Problem description:
Write each line out again exactly as written.

Figure record listings
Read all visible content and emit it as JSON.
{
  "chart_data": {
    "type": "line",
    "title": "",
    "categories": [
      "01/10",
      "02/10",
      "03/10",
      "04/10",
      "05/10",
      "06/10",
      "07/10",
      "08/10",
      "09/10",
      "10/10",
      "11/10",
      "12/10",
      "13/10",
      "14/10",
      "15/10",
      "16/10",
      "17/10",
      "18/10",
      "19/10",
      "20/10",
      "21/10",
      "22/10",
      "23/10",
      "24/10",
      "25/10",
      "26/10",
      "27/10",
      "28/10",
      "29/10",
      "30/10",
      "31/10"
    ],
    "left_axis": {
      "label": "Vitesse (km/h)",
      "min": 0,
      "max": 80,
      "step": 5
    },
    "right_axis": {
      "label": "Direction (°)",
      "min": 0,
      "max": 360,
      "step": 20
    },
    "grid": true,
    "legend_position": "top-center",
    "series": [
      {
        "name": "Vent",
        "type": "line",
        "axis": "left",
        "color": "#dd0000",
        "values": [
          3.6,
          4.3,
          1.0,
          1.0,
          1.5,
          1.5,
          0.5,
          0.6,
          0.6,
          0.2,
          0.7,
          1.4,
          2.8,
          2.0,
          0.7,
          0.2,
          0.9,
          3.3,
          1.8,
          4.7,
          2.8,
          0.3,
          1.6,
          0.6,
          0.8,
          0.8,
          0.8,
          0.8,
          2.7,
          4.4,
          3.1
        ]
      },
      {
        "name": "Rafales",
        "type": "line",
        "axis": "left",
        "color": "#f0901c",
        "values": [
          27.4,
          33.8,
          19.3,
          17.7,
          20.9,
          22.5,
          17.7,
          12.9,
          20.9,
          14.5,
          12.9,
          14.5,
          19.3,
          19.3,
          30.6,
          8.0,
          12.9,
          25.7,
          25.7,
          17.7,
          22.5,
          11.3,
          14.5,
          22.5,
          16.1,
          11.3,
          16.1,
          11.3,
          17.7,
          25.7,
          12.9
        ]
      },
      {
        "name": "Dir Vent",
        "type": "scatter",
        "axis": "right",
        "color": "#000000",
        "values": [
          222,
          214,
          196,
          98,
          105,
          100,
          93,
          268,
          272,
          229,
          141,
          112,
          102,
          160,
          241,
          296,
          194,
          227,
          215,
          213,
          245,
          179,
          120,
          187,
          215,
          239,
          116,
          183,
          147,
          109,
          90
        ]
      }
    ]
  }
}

Exercise result:
Read all visible content and emit it as JSON.
{
  "chart_data": {
    "type": "line",
    "title": "",
    "categories": [
      "01/10",
      "02/10",
      "03/10",
      "04/10",
      "05/10",
      "06/10",
      "07/10",
      "08/10",
      "09/10",
      "10/10",
      "11/10",
      "12/10",
      "13/10",
      "14/10",
      "15/10",
      "16/10",
      "17/10",
      "18/10",
      "19/10",
      "20/10",
      "21/10",
      "22/10",
      "23/10",
      "24/10",
      "25/10",
      "26/10",
      "27/10",
      "28/10",
      "29/10",
      "30/10",
      "31/10"
    ],
    "left_axis": {
      "label": "Vitesse (km/h)",
      "min": 0,
      "max": 80,
      "step": 5
    },
    "right_axis": {
      "label": "Direction (°)",
      "min": 0,
      "max": 360,
      "step": 20
    },
    "grid": true,
    "legend_position": "top-center",
    "series": [
      {
        "name": "Vent",
        "type": "line",
        "axis": "left",
        "color": "#dd0000",
        "values": [
          3.6,
          4.3,
          1.0,
          1.0,
          1.5,
          1.5,
          0.5,
          0.6,
          0.6,
          0.2,
          0.7,
          1.4,
          2.8,
          2.0,
          0.7,
          0.2,
          0.9,
          3.3,
          1.8,
          4.7,
          2.8,
          0.3,
          1.6,
          0.6,
          0.8,
          0.8,
          0.8,
          0.8,
          2.7,
          4.4,
          3.1
        ]
      },
      {
        "name": "Rafales",
        "type": "line",
        "axis": "left",
        "color": "#f0901c",
        "values": [
          27.4,
          33.8,
          19.3,
          17.7,
          20.9,
          22.5,
          17.7,
          12.9,
          20.9,
          14.5,
          12.9,
          14.5,
          19.3,
          19.3,
          30.6,
          8.0,
          12.9,
          25.7,
          25.7,
          17.7,
          22.5,
          11.3,
          14.5,
          22.5,
          16.1,
          11.3,
          16.1,
          11.3,
          17.7,
          25.7,
          12.9
        ]
      },
      {
        "name": "Dir Vent",
        "type": "scatter",
        "axis": "right",
        "color": "#000000",
        "values": [
          222,
          214,
          196,
          98,
          105,
          100,
          93,
          268,
          272,
          229,
          141,
          112,
          102,
          160,
          241,
          296,
          194,
          227,
          215,
          213,
          245,
          179,
          120,
          187,
          215,
          239,
          116,
          183,
          147,
          109,
          90
        ]
      }
    ]
  }
}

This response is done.